**TASK BRIEF:**
Reproduce all the material exactly, minus any pictures it holds.

**EXERCISE MATERIAL:**
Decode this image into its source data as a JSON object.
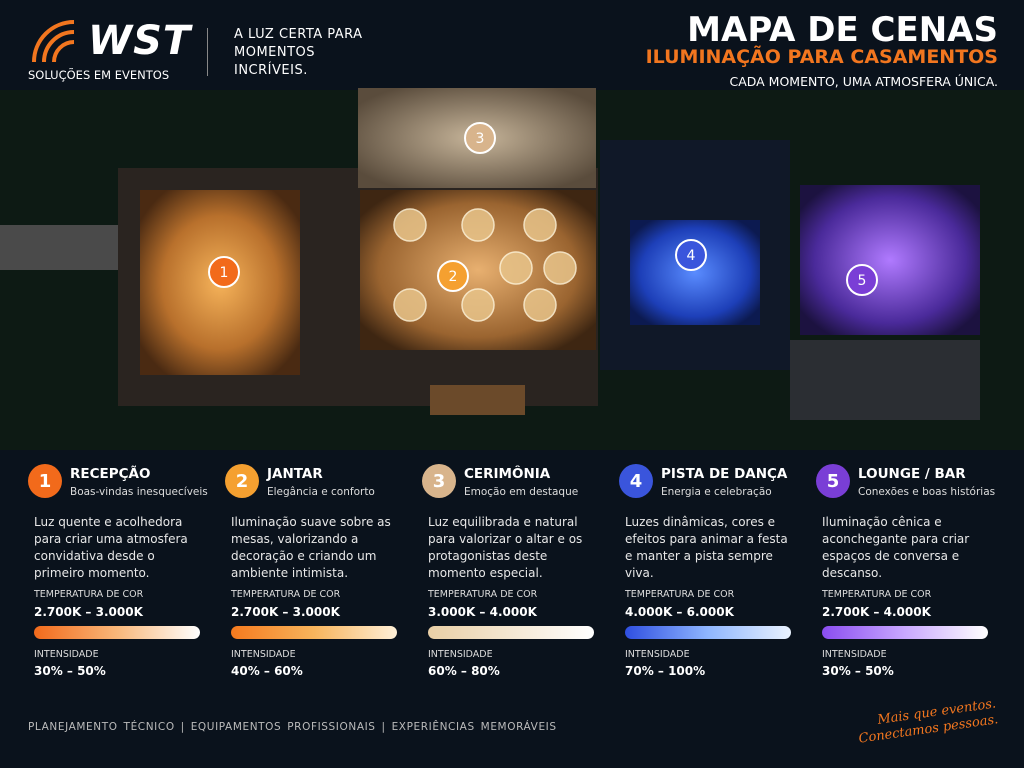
{
  "header": {
    "brand": "WST",
    "brand_sub": "SOLUÇÕES EM EVENTOS",
    "tagline": "A LUZ CERTA PARA MOMENTOS INCRÍVEIS.",
    "title": "MAPA DE CENAS",
    "subtitle": "ILUMINAÇÃO PARA CASAMENTOS",
    "motto": "CADA MOMENTO, UMA ATMOSFERA ÚNICA."
  },
  "cards": [
    {
      "number": "1",
      "title": "RECEPÇÃO",
      "subtitle": "Boas-vindas inesquecíveis",
      "description": "Luz quente e acolhedora para criar uma atmosfera convidativa desde o primeiro momento.",
      "temp_label": "TEMPERATURA DE COR",
      "temp": "2.700K – 3.000K",
      "int_label": "INTENSIDADE",
      "intensity": "30% – 50%"
    },
    {
      "number": "2",
      "title": "JANTAR",
      "subtitle": "Elegância e conforto",
      "description": "Iluminação suave sobre as mesas, valorizando a decoração e criando um ambiente intimista.",
      "temp_label": "TEMPERATURA DE COR",
      "temp": "2.700K – 3.000K",
      "int_label": "INTENSIDADE",
      "intensity": "40% – 60%"
    },
    {
      "number": "3",
      "title": "CERIMÔNIA",
      "subtitle": "Emoção em destaque",
      "description": "Luz equilibrada e natural para valorizar o altar e os protagonistas deste momento especial.",
      "temp_label": "TEMPERATURA DE COR",
      "temp": "3.000K – 4.000K",
      "int_label": "INTENSIDADE",
      "intensity": "60% – 80%"
    },
    {
      "number": "4",
      "title": "PISTA DE DANÇA",
      "subtitle": "Energia e celebração",
      "description": "Luzes dinâmicas, cores e efeitos para animar a festa e manter a pista sempre viva.",
      "temp_label": "TEMPERATURA DE COR",
      "temp": "4.000K – 6.000K",
      "int_label": "INTENSIDADE",
      "intensity": "70% – 100%"
    },
    {
      "number": "5",
      "title": "LOUNGE / BAR",
      "subtitle": "Conexões e boas histórias",
      "description": "Iluminação cênica e aconchegante para criar espaços de conversa e descanso.",
      "temp_label": "TEMPERATURA DE COR",
      "temp": "2.700K – 4.000K",
      "int_label": "INTENSIDADE",
      "intensity": "30% – 50%"
    }
  ],
  "footer": {
    "links": "PLANEJAMENTO TÉCNICO  |  EQUIPAMENTOS PROFISSIONAIS  |  EXPERIÊNCIAS MEMORÁVEIS",
    "signature_1": "Mais que eventos.",
    "signature_2": "Conectamos pessoas."
  }
}
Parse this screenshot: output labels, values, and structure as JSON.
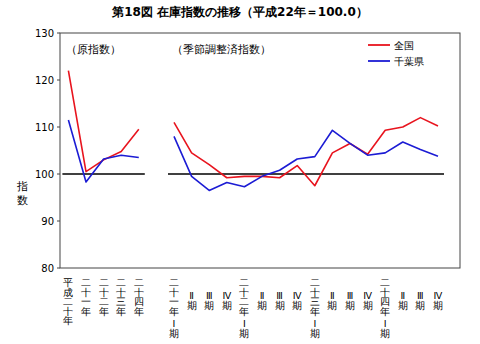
{
  "chart_data": {
    "type": "line",
    "title": "第18図 在庫指数の推移（平成22年＝100.0）",
    "y_label": "指数",
    "annotations": [
      "（原指数）",
      "（季節調整済指数）"
    ],
    "categories": [
      "平成二十年",
      "二十一年",
      "二十二年",
      "二十三年",
      "二十四年",
      null,
      "二十一年Ⅰ期",
      "Ⅱ期",
      "Ⅲ期",
      "Ⅳ期",
      "二十二年Ⅰ期",
      "Ⅱ期",
      "Ⅲ期",
      "Ⅳ期",
      "二十三年Ⅰ期",
      "Ⅱ期",
      "Ⅲ期",
      "Ⅳ期",
      "二十四年Ⅰ期",
      "Ⅱ期",
      "Ⅲ期",
      "Ⅳ期"
    ],
    "series": [
      {
        "name": "全国",
        "color": "#e8141e",
        "values": [
          122,
          100.5,
          103,
          104.8,
          109.5,
          null,
          111,
          104.5,
          102,
          99.2,
          99.5,
          99.5,
          99.2,
          101.8,
          97.5,
          104.5,
          106.5,
          104.2,
          109.3,
          110,
          112,
          110.2
        ]
      },
      {
        "name": "千葉県",
        "color": "#1c1cd4",
        "values": [
          111.5,
          98.3,
          103.2,
          104,
          103.5,
          null,
          108,
          99.5,
          96.5,
          98.2,
          97.3,
          99.5,
          100.8,
          103.2,
          103.7,
          109.3,
          106.5,
          104,
          104.5,
          106.8,
          105.2,
          103.8
        ]
      }
    ],
    "ylim": [
      80,
      130
    ],
    "yticks": [
      80,
      90,
      100,
      110,
      120,
      130
    ],
    "hline": 100,
    "legend": "top-right",
    "grid": false
  }
}
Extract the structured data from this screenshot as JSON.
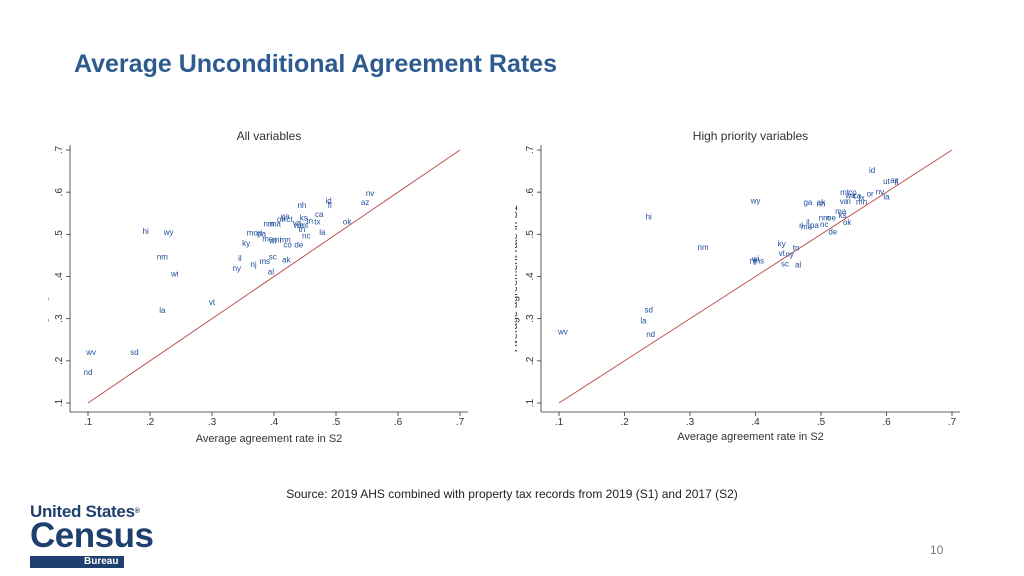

**TASK RESPONSE:**
Decode this image into its source data as a JSON object.
{
  "header": {
    "brand": "WST",
    "brand_sub": "SOLUÇÕES EM EVENTOS",
    "tagline": "A LUZ CERTA PARA MOMENTOS INCRÍVEIS.",
    "title": "MAPA DE CENAS",
    "subtitle": "ILUMINAÇÃO PARA CASAMENTOS",
    "motto": "CADA MOMENTO, UMA ATMOSFERA ÚNICA."
  },
  "cards": [
    {
      "number": "1",
      "title": "RECEPÇÃO",
      "subtitle": "Boas-vindas inesquecíveis",
      "description": "Luz quente e acolhedora para criar uma atmosfera convidativa desde o primeiro momento.",
      "temp_label": "TEMPERATURA DE COR",
      "temp": "2.700K – 3.000K",
      "int_label": "INTENSIDADE",
      "intensity": "30% – 50%"
    },
    {
      "number": "2",
      "title": "JANTAR",
      "subtitle": "Elegância e conforto",
      "description": "Iluminação suave sobre as mesas, valorizando a decoração e criando um ambiente intimista.",
      "temp_label": "TEMPERATURA DE COR",
      "temp": "2.700K – 3.000K",
      "int_label": "INTENSIDADE",
      "intensity": "40% – 60%"
    },
    {
      "number": "3",
      "title": "CERIMÔNIA",
      "subtitle": "Emoção em destaque",
      "description": "Luz equilibrada e natural para valorizar o altar e os protagonistas deste momento especial.",
      "temp_label": "TEMPERATURA DE COR",
      "temp": "3.000K – 4.000K",
      "int_label": "INTENSIDADE",
      "intensity": "60% – 80%"
    },
    {
      "number": "4",
      "title": "PISTA DE DANÇA",
      "subtitle": "Energia e celebração",
      "description": "Luzes dinâmicas, cores e efeitos para animar a festa e manter a pista sempre viva.",
      "temp_label": "TEMPERATURA DE COR",
      "temp": "4.000K – 6.000K",
      "int_label": "INTENSIDADE",
      "intensity": "70% – 100%"
    },
    {
      "number": "5",
      "title": "LOUNGE / BAR",
      "subtitle": "Conexões e boas histórias",
      "description": "Iluminação cênica e aconchegante para criar espaços de conversa e descanso.",
      "temp_label": "TEMPERATURA DE COR",
      "temp": "2.700K – 4.000K",
      "int_label": "INTENSIDADE",
      "intensity": "30% – 50%"
    }
  ],
  "footer": {
    "links": "PLANEJAMENTO TÉCNICO  |  EQUIPAMENTOS PROFISSIONAIS  |  EXPERIÊNCIAS MEMORÁVEIS",
    "signature_1": "Mais que eventos.",
    "signature_2": "Conectamos pessoas."
  }
}
Parse this screenshot: output labels, values, and structure as JSON.
{
  "chart_data": {
    "type": "line",
    "title": "第18図 在庫指数の推移（平成22年＝100.0）",
    "y_label": "指数",
    "annotations": [
      "（原指数）",
      "（季節調整済指数）"
    ],
    "categories": [
      "平成二十年",
      "二十一年",
      "二十二年",
      "二十三年",
      "二十四年",
      null,
      "二十一年Ⅰ期",
      "Ⅱ期",
      "Ⅲ期",
      "Ⅳ期",
      "二十二年Ⅰ期",
      "Ⅱ期",
      "Ⅲ期",
      "Ⅳ期",
      "二十三年Ⅰ期",
      "Ⅱ期",
      "Ⅲ期",
      "Ⅳ期",
      "二十四年Ⅰ期",
      "Ⅱ期",
      "Ⅲ期",
      "Ⅳ期"
    ],
    "series": [
      {
        "name": "全国",
        "color": "#e8141e",
        "values": [
          122,
          100.5,
          103,
          104.8,
          109.5,
          null,
          111,
          104.5,
          102,
          99.2,
          99.5,
          99.5,
          99.2,
          101.8,
          97.5,
          104.5,
          106.5,
          104.2,
          109.3,
          110,
          112,
          110.2
        ]
      },
      {
        "name": "千葉県",
        "color": "#1c1cd4",
        "values": [
          111.5,
          98.3,
          103.2,
          104,
          103.5,
          null,
          108,
          99.5,
          96.5,
          98.2,
          97.3,
          99.5,
          100.8,
          103.2,
          103.7,
          109.3,
          106.5,
          104,
          104.5,
          106.8,
          105.2,
          103.8
        ]
      }
    ],
    "ylim": [
      80,
      130
    ],
    "yticks": [
      80,
      90,
      100,
      110,
      120,
      130
    ],
    "hline": 100,
    "legend": "top-right",
    "grid": false
  }
}
Extract the structured data from this screenshot as JSON.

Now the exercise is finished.